● **SET PROBLEM A**
Reproduce the passage on self-objectification below word for word.

● **EXCERPT TO READ**
>> Begin
Self-objectification
has also been found to be extremely easy to activate and reinforce. Everyday
things, such as exposure to media images of thin women, can lead to increases
in self-objectification and the associated negative feelings (Gettman, 2004). Even
the most subtle priming, such as hearing or reading words like “elegant”, “figure”
or “posing” was enough to cause activation of self-objectification (Gettman,
2004). Basically, any reminder of the body or physical attractiveness was enough
to cause women to be concerned about and judge their own bodies. Women have
come to associate themselves with physical attractiveness, and are extremely
concerned with how they as objects may be viewed by other people. Women see
their bodies as things to be evaluated by other people, rather than as part of
themselves as subjects, the source of abilities, skills, and strength.
The
fact that women do not connect their bodies with physical attractiveness rather
than physical competence or abilities was also shown in the Gettman study. While
women responded to words like “weight” and “appearance” with anxiety,
connecting those ideas with their bodies, they did not respond to words like “strong”,
“vitality” or “energetic” (Gettman, 2004). These results, that women did not
respond to terms linked with body competence, shows that women either do not
connect those ideas with their bodies at all or they are not concerned that their
bodies are not perceived in those terms. The fact that women worry about the
perception of their bodies as physically attractive but do not respond with
similar concerns about their bodies as physically competent shows just how
engrained cultural messages about women’s bodies truly are. Women are taught
that their bodies, particularly the appearance of their bodies, are what define
them, to the point that the mere suggestion of attractiveness provokes anxiety
about living up to cultural standards. There is no such reaction for being
reminded of physical skill or athleticism.
>> End
● **STORED ROWS**
>> Begin
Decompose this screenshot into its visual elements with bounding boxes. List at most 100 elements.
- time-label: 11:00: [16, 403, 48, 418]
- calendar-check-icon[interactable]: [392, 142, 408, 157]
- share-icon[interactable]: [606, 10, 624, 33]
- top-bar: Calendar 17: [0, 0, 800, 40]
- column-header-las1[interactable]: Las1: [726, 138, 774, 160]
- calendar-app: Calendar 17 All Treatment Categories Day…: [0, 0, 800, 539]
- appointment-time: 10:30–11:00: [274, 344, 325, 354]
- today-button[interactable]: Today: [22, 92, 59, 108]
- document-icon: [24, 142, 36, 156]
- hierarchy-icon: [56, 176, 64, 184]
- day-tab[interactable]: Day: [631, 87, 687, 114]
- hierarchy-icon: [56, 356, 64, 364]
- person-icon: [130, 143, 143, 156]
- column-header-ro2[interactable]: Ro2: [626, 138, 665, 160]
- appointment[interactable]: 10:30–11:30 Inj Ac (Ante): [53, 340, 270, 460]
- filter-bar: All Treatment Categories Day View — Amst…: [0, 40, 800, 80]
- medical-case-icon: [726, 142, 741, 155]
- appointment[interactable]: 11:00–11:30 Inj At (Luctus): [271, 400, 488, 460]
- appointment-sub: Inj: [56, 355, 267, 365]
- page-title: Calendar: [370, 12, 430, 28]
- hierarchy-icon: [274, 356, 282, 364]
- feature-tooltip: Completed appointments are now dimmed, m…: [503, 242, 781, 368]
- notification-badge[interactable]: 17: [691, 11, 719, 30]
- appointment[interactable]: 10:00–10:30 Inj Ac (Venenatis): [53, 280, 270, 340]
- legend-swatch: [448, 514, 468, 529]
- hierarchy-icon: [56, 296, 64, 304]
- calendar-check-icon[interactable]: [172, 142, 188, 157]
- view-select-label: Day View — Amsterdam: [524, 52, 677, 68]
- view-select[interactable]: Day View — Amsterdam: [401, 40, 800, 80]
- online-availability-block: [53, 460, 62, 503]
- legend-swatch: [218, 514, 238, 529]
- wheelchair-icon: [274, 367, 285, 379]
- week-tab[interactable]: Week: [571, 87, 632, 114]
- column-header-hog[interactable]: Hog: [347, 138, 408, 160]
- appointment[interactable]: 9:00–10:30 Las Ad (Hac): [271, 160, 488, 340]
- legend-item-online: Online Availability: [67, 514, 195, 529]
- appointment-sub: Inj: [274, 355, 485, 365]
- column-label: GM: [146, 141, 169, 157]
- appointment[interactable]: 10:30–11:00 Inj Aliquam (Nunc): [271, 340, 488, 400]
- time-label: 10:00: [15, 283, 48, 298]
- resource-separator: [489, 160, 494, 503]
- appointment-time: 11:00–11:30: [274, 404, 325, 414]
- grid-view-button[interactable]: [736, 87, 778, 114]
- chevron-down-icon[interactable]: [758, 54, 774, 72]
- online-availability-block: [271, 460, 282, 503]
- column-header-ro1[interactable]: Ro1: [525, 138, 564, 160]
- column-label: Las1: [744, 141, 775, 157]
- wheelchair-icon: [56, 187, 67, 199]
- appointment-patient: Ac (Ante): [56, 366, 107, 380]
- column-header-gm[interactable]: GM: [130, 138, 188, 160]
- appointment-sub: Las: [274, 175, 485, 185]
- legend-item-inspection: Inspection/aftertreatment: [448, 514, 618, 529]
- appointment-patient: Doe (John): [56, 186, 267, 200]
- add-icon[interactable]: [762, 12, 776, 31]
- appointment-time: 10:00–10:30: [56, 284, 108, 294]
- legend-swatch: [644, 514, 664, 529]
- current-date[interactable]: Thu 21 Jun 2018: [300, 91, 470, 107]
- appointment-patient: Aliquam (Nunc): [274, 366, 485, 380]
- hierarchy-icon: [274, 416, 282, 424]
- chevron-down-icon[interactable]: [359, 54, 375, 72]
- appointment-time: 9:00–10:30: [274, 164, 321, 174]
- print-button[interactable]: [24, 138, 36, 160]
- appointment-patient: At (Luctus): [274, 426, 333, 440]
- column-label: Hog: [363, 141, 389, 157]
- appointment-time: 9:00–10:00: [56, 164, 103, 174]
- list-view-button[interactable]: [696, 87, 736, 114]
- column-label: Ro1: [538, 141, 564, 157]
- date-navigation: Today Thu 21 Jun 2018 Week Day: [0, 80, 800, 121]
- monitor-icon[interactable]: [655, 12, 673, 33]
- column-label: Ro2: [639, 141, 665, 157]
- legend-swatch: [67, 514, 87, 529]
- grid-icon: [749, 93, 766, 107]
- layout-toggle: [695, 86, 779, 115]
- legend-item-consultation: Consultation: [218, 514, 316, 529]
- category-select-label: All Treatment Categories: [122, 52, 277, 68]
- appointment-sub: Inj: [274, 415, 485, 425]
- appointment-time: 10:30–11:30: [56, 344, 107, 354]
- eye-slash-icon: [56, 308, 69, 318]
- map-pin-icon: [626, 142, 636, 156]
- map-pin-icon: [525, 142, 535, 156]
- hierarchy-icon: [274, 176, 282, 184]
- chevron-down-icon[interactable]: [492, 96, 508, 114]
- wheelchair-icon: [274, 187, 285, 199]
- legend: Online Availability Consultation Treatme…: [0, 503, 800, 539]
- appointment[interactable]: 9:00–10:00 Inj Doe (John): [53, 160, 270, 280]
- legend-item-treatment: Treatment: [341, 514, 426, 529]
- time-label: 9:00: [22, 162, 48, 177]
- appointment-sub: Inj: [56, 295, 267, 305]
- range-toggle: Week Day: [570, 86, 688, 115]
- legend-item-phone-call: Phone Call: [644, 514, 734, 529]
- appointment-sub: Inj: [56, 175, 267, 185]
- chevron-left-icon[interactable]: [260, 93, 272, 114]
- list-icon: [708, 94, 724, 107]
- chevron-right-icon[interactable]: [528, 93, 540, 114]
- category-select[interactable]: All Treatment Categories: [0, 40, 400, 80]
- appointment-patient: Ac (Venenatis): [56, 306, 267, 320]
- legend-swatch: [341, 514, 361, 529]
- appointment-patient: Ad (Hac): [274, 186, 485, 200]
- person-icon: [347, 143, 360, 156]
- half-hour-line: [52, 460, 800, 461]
>> End
● **SET PROBLEM B**
Copy the stretch of rows above from the first row through the row containing "- online-availability-block: [53, 460, 62, 503]", both ends included.

● **FULL RESPONSE A**
Self-objectification
has also been found to be extremely easy to activate and reinforce. Everyday
things, such as exposure to media images of thin women, can lead to increases
in self-objectification and the associated negative feelings (Gettman, 2004). Even
the most subtle priming, such as hearing or reading words like “elegant”, “figure”
or “posing” was enough to cause activation of self-objectification (Gettman,
2004). Basically, any reminder of the body or physical attractiveness was enough
to cause women to be concerned about and judge their own bodies. Women have
come to associate themselves with physical attractiveness, and are extremely
concerned with how they as objects may be viewed by other people. Women see
their bodies as things to be evaluated by other people, rather than as part of
themselves as subjects, the source of abilities, skills, and strength.
The
fact that women do not connect their bodies with physical attractiveness rather
than physical competence or abilities was also shown in the Gettman study. While
women responded to words like “weight” and “appearance” with anxiety,
connecting those ideas with their bodies, they did not respond to words like “strong”,
“vitality” or “energetic” (Gettman, 2004). These results, that women did not
respond to terms linked with body competence, shows that women either do not
connect those ideas with their bodies at all or they are not concerned that their
bodies are not perceived in those terms. The fact that women worry about the
perception of their bodies as physically attractive but do not respond with
similar concerns about their bodies as physically competent shows just how
engrained cultural messages about women’s bodies truly are. Women are taught
that their bodies, particularly the appearance of their bodies, are what define
them, to the point that the mere suggestion of attractiveness provokes anxiety
about living up to cultural standards. There is no such reaction for being
reminded of physical skill or athleticism.

● **FULL RESPONSE B**
Decompose this screenshot into its visual elements with bounding boxes. List at most 100 elements.
- time-label: 11:00: [16, 403, 48, 418]
- calendar-check-icon[interactable]: [392, 142, 408, 157]
- share-icon[interactable]: [606, 10, 624, 33]
- top-bar: Calendar 17: [0, 0, 800, 40]
- column-header-las1[interactable]: Las1: [726, 138, 774, 160]
- calendar-app: Calendar 17 All Treatment Categories Day…: [0, 0, 800, 539]
- appointment-time: 10:30–11:00: [274, 344, 325, 354]
- today-button[interactable]: Today: [22, 92, 59, 108]
- document-icon: [24, 142, 36, 156]
- hierarchy-icon: [56, 176, 64, 184]
- day-tab[interactable]: Day: [631, 87, 687, 114]
- hierarchy-icon: [56, 356, 64, 364]
- person-icon: [130, 143, 143, 156]
- column-header-ro2[interactable]: Ro2: [626, 138, 665, 160]
- appointment[interactable]: 10:30–11:30 Inj Ac (Ante): [53, 340, 270, 460]
- filter-bar: All Treatment Categories Day View — Amst…: [0, 40, 800, 80]
- medical-case-icon: [726, 142, 741, 155]
- appointment[interactable]: 11:00–11:30 Inj At (Luctus): [271, 400, 488, 460]
- appointment-sub: Inj: [56, 355, 267, 365]
- page-title: Calendar: [370, 12, 430, 28]
- hierarchy-icon: [274, 356, 282, 364]
- feature-tooltip: Completed appointments are now dimmed, m…: [503, 242, 781, 368]
- notification-badge[interactable]: 17: [691, 11, 719, 30]
- appointment[interactable]: 10:00–10:30 Inj Ac (Venenatis): [53, 280, 270, 340]
- legend-swatch: [448, 514, 468, 529]
- hierarchy-icon: [56, 296, 64, 304]
- calendar-check-icon[interactable]: [172, 142, 188, 157]
- view-select-label: Day View — Amsterdam: [524, 52, 677, 68]
- view-select[interactable]: Day View — Amsterdam: [401, 40, 800, 80]
- online-availability-block: [53, 460, 62, 503]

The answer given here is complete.